INFORMATION SHOWN:
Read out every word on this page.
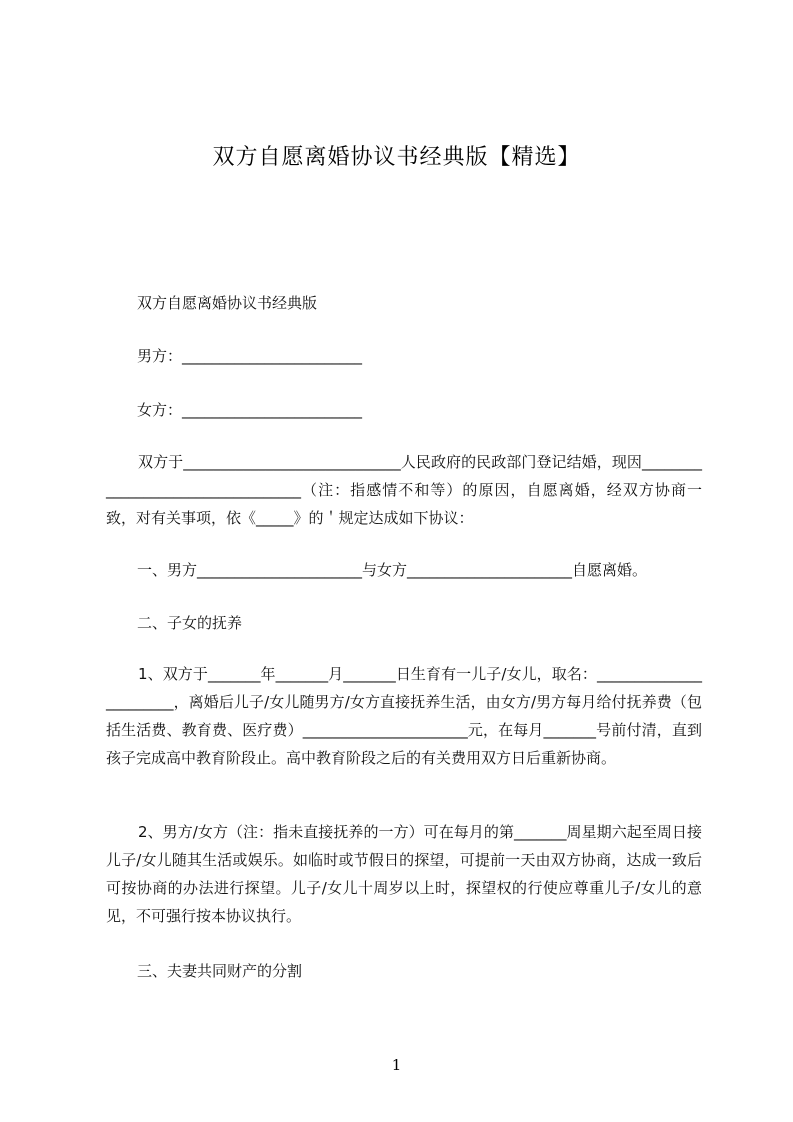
双方自愿离婚协议书经典版【精选】
双方自愿离婚协议书经典版
男方：________________________
女方：________________________

双方于_____________________________人民政府的民政部门登记结婚，现因__________________________________（注：指感情不和等）的原因，自愿离婚，经双方协商一致，对有关事项，依《_____》的＇规定达成如下协议：

一、男方______________________与女方______________________自愿离婚。
二、子女的抚养

1、双方于_______年_______月_______日生育有一儿子/女儿，取名：_______________________，离婚后儿子/女儿随男方/女方直接抚养生活，由女方/男方每月给付抚养费（包括生活费、教育费、医疗费）______________________元，在每月_______号前付清，直到孩子完成高中教育阶段止。高中教育阶段之后的有关费用双方日后重新协商。

2、男方/女方（注：指未直接抚养的一方）可在每月的第_______周星期六起至周日接儿子/女儿随其生活或娱乐。如临时或节假日的探望，可提前一天由双方协商，达成一致后可按协商的办法进行探望。儿子/女儿十周岁以上时，探望权的行使应尊重儿子/女儿的意见，不可强行按本协议执行。

三、夫妻共同财产的分割
1
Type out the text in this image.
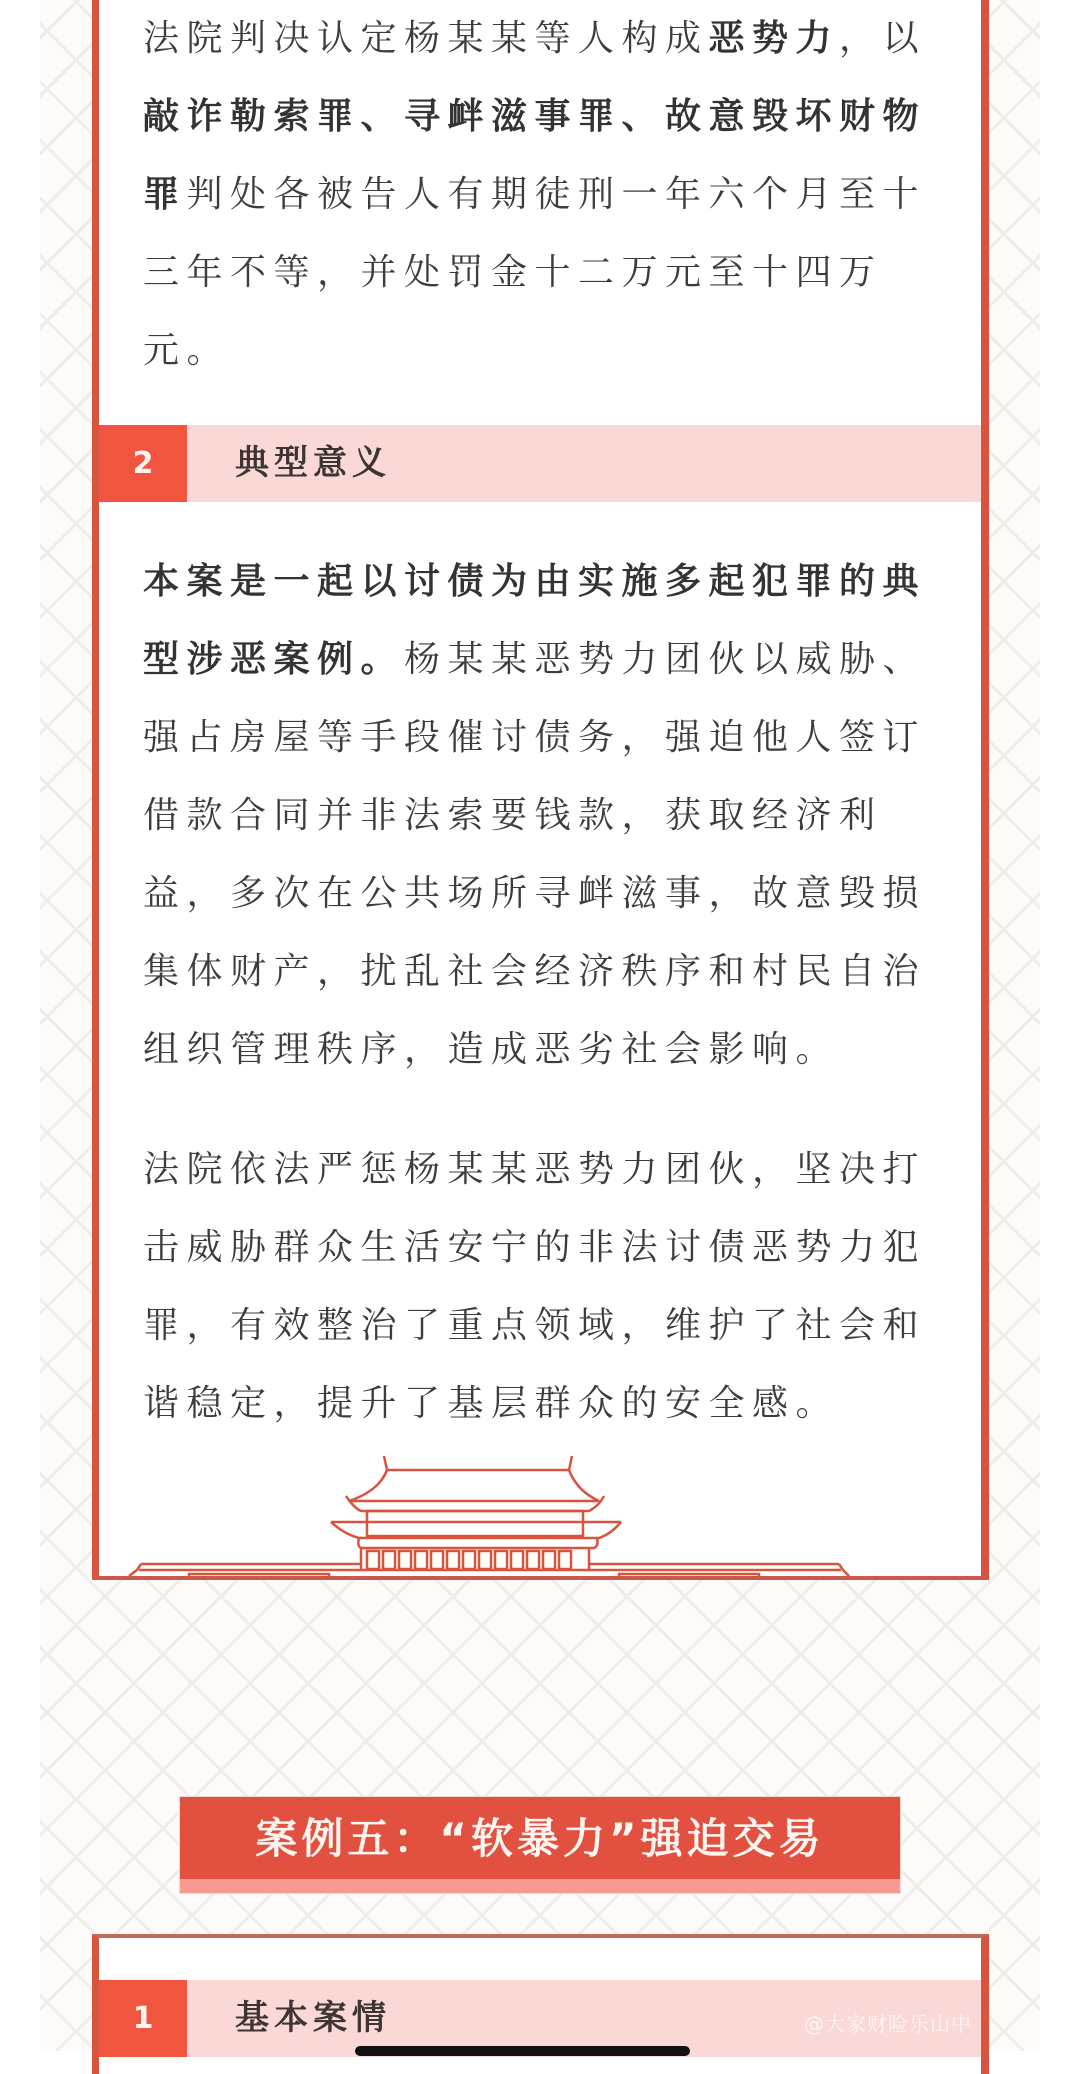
法院判决认定杨某某等人构成恶势力，以敲诈勒索罪、寻衅滋事罪、故意毁坏财物罪判处各被告人有期徒刑一年六个月至十三年不等，并处罚金十二万元至十四万元。

2	典型意义

本案是一起以讨债为由实施多起犯罪的典型涉恶案例。杨某某恶势力团伙以威胁、强占房屋等手段催讨债务，强迫他人签订借款合同并非法索要钱款，获取经济利益，多次在公共场所寻衅滋事，故意毁损集体财产，扰乱社会经济秩序和村民自治组织管理秩序，造成恶劣社会影响。

法院依法严惩杨某某恶势力团伙，坚决打击威胁群众生活安宁的非法讨债恶势力犯罪，有效整治了重点领域，维护了社会和谐稳定，提升了基层群众的安全感。

案例五：“软暴力”强迫交易
1	基本案情	@大家财险乐山中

THE EXERCISE: Copy every line from the entries that contains the word "this".

OUTPUT OF THE TASK:
Read out every word on this page.
Type out the text in this image.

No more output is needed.